== Task data

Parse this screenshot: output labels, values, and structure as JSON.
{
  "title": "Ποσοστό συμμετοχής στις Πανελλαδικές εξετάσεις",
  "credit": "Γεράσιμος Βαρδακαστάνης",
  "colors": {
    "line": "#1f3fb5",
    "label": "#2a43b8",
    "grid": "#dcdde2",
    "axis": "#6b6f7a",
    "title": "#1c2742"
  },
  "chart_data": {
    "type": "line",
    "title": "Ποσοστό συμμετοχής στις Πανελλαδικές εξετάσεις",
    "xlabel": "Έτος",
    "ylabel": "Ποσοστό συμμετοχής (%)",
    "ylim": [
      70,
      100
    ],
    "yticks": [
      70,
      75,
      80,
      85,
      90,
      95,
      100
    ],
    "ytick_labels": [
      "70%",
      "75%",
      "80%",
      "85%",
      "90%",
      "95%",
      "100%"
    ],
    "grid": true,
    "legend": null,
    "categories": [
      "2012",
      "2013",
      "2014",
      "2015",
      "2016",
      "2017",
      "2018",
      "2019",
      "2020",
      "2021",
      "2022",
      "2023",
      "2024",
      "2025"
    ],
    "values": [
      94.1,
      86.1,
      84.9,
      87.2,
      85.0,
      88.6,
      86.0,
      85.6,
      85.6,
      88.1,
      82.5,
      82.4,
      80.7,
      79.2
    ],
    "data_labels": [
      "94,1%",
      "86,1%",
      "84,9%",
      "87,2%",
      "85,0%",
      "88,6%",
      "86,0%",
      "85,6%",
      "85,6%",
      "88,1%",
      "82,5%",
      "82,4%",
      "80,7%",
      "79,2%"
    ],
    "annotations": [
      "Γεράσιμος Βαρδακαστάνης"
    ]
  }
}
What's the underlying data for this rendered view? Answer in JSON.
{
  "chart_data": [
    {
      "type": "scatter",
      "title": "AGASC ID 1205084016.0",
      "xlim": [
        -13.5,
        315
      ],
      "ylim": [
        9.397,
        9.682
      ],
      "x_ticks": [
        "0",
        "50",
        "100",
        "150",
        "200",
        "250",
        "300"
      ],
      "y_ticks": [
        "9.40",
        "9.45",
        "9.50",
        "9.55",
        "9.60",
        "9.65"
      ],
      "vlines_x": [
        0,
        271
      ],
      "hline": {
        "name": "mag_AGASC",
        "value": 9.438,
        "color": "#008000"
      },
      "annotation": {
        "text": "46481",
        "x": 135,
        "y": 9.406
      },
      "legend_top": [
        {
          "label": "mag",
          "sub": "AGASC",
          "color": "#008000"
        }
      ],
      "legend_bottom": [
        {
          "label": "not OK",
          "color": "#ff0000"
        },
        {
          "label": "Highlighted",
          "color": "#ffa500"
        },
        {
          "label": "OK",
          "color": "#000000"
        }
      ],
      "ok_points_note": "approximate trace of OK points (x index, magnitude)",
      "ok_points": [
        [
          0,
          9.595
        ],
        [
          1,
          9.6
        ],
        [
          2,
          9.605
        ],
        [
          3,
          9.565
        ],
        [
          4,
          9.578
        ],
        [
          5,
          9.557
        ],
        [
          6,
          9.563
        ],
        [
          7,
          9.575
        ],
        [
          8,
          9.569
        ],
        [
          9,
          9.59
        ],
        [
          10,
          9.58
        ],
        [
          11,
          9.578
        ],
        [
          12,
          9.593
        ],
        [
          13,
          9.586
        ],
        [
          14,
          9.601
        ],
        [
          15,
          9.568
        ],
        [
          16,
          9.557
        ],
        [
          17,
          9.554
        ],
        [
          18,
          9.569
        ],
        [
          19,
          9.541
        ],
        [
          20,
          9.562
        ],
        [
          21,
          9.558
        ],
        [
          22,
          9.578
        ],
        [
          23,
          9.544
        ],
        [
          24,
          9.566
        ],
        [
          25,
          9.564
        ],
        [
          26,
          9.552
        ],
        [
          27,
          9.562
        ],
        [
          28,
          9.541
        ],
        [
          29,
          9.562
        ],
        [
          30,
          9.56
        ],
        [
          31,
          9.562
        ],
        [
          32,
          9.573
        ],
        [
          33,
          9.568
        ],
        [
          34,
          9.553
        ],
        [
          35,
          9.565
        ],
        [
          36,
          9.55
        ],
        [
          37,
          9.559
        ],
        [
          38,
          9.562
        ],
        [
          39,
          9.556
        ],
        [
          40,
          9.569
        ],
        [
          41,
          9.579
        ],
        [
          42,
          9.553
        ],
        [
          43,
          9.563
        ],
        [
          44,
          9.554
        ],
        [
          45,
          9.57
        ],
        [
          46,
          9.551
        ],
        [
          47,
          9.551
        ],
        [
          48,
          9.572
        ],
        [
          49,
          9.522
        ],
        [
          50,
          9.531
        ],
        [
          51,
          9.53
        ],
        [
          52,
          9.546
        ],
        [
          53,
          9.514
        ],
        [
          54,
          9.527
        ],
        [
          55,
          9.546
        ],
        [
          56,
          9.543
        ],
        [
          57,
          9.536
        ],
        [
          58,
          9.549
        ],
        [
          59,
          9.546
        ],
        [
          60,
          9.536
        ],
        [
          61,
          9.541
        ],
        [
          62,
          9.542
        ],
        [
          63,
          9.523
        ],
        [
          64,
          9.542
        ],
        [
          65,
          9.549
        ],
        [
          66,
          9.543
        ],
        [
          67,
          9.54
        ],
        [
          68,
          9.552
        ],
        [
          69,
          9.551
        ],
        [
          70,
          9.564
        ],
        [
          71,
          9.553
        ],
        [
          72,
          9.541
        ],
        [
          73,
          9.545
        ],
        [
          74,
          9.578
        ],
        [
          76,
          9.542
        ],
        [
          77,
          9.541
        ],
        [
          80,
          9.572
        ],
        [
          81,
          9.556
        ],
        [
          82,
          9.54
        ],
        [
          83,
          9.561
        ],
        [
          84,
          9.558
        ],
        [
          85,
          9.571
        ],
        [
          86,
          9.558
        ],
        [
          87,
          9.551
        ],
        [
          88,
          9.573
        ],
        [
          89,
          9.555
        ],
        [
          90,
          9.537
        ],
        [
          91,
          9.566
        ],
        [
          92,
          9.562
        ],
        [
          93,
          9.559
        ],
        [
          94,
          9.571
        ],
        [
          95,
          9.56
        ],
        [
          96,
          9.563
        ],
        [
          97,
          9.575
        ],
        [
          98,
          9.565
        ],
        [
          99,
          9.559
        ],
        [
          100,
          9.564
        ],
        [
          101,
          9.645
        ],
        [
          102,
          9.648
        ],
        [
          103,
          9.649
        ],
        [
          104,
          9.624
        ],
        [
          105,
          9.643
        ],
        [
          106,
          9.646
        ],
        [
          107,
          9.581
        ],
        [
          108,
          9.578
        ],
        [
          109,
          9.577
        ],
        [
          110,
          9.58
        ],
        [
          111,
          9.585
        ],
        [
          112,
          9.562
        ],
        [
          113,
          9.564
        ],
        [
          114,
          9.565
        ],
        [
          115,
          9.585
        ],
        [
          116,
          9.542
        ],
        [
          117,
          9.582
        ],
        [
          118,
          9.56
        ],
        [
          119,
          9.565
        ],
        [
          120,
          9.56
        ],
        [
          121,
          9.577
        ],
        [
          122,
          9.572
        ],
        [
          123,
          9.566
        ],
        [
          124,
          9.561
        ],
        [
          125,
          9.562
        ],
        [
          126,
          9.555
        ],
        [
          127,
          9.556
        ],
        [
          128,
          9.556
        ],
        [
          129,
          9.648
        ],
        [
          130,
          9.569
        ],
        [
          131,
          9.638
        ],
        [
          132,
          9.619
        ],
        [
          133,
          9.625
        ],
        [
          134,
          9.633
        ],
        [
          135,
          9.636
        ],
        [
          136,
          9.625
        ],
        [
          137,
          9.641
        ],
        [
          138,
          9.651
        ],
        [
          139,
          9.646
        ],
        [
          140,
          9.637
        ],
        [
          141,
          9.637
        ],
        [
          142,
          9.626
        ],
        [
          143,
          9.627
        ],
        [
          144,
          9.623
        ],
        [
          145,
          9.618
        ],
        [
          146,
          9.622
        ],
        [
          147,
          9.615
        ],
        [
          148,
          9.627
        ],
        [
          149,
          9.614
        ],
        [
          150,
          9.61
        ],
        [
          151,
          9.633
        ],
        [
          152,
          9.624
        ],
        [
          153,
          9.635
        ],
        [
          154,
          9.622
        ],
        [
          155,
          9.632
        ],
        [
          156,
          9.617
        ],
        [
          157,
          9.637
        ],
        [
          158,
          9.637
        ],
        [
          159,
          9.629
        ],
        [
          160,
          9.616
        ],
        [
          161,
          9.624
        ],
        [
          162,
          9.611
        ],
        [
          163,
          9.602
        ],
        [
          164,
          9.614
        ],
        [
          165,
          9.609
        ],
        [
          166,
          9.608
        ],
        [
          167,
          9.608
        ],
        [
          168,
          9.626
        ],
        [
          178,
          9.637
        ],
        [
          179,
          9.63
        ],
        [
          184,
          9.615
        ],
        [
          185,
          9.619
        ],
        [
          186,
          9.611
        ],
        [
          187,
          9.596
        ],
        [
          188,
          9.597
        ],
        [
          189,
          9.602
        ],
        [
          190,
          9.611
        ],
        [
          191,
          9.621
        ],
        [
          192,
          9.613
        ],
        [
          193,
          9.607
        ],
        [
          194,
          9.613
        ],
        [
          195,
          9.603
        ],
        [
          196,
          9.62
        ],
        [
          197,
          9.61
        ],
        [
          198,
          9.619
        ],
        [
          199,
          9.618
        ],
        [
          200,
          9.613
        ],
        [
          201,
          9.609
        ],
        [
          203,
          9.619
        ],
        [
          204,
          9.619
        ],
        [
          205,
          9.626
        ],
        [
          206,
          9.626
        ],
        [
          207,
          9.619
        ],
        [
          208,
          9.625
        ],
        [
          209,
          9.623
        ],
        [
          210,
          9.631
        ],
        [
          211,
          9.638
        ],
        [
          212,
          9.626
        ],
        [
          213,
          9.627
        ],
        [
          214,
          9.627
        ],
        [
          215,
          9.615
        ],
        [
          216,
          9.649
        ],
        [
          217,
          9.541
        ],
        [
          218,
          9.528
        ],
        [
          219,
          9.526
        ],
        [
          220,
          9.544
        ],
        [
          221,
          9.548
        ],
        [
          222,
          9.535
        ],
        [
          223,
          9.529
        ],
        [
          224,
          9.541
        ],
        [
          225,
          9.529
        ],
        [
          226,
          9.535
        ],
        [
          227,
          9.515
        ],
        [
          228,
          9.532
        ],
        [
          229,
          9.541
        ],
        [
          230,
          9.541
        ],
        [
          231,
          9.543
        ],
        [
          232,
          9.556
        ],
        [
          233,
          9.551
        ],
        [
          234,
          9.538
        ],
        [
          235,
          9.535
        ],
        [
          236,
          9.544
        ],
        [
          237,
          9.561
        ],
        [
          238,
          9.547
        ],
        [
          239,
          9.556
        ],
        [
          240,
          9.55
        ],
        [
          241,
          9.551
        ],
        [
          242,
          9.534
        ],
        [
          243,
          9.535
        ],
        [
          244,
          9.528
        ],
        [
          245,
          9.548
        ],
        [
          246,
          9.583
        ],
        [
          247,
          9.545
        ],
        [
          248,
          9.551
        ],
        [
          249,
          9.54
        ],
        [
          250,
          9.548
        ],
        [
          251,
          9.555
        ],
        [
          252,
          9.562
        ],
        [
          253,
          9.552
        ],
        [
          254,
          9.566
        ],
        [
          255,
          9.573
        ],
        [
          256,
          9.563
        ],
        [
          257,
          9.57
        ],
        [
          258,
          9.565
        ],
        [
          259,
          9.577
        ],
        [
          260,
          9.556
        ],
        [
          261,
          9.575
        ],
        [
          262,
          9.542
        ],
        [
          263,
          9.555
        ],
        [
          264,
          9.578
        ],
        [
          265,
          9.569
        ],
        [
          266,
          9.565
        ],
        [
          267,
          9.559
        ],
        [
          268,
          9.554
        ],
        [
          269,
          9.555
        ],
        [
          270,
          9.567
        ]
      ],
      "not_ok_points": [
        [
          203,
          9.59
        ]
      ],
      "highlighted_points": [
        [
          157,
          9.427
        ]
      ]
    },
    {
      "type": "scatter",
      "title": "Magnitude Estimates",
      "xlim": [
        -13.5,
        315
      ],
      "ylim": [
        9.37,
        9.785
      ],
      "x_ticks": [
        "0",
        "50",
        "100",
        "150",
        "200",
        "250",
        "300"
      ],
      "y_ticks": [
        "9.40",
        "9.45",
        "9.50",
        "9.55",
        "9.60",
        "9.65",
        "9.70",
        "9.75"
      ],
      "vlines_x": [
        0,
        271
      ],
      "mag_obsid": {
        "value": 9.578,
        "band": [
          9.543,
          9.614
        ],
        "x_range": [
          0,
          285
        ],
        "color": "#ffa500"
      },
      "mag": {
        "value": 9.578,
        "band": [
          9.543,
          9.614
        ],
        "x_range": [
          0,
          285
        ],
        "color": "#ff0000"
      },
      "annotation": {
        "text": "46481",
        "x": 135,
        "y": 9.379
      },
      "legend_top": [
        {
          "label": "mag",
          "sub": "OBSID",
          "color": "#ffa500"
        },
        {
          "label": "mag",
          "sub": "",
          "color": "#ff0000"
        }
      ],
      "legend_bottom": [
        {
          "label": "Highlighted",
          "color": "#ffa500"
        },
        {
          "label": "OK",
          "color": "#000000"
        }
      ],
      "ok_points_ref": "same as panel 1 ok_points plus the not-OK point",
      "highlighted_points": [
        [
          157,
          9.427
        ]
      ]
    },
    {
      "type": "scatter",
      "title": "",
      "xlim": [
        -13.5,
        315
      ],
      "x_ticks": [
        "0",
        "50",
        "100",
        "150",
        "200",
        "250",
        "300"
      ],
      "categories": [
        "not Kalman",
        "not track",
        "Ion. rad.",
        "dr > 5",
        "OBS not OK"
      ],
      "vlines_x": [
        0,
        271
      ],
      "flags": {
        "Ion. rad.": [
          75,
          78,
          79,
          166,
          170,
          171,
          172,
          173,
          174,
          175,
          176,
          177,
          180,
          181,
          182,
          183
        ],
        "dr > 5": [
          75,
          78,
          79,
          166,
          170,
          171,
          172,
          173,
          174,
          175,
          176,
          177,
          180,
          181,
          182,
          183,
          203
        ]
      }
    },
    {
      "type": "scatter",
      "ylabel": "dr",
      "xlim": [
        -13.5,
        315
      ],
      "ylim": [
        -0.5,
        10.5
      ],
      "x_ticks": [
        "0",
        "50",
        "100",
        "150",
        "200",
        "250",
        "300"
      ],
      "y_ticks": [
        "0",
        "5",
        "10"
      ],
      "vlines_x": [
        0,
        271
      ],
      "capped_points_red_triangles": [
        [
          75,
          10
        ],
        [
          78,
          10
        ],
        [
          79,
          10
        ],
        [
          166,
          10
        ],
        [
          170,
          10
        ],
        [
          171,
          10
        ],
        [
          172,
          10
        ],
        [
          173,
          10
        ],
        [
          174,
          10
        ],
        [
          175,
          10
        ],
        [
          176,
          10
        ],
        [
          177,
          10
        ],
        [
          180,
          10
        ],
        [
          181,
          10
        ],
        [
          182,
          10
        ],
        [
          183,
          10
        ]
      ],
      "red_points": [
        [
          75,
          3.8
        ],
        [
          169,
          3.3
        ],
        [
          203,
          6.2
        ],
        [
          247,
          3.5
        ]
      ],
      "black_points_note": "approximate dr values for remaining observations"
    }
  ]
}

====

## Problem description:
Find the lines above that contain the word "approximate" and collect them.

## The answer:
      "ok_points_note": "approximate trace of OK points (x index, magnitude)",
      "black_points_note": "approximate dr values for remaining observations"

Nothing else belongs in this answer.